=== THE DATA ===

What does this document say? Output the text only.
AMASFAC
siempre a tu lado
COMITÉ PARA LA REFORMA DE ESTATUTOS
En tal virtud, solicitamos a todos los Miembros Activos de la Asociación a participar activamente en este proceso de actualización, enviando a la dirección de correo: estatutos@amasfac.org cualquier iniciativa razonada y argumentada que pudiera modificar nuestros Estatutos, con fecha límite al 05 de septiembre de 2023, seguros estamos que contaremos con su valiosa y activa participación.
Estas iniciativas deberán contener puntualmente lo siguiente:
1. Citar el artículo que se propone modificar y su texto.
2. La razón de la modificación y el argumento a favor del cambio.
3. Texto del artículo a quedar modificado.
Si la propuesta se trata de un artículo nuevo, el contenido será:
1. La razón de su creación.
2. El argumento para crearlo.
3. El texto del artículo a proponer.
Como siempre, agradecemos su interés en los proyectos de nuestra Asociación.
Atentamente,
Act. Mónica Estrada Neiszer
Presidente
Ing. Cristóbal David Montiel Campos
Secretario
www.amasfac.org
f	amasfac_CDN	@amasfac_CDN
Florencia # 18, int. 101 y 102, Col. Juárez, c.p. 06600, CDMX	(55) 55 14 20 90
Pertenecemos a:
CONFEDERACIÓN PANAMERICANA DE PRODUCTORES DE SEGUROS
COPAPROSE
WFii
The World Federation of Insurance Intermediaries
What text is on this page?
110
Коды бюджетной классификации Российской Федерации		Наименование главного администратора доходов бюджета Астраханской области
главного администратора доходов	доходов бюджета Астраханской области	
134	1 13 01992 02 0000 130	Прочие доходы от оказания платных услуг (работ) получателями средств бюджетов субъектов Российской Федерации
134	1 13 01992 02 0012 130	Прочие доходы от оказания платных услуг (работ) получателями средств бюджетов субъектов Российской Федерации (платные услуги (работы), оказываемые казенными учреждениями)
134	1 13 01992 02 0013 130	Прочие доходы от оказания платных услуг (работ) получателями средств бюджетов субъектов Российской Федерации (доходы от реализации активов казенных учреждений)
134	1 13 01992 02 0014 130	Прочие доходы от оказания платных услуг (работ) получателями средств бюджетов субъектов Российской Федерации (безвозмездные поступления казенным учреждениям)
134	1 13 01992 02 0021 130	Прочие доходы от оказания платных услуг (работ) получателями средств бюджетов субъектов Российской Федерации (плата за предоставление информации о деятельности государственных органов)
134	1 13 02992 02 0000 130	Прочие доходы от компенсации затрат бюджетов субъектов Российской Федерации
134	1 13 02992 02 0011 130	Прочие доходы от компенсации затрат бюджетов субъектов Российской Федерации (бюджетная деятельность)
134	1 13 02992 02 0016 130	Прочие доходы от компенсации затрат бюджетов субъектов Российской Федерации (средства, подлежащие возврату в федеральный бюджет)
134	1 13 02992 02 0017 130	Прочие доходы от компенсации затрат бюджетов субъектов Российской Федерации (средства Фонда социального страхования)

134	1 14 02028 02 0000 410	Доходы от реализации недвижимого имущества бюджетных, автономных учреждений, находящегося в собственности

=== EXERCISE PROMPT ===
Each line of the material that holds the string "платных" counts once; give the total alone.

=== OUTPUT ===
5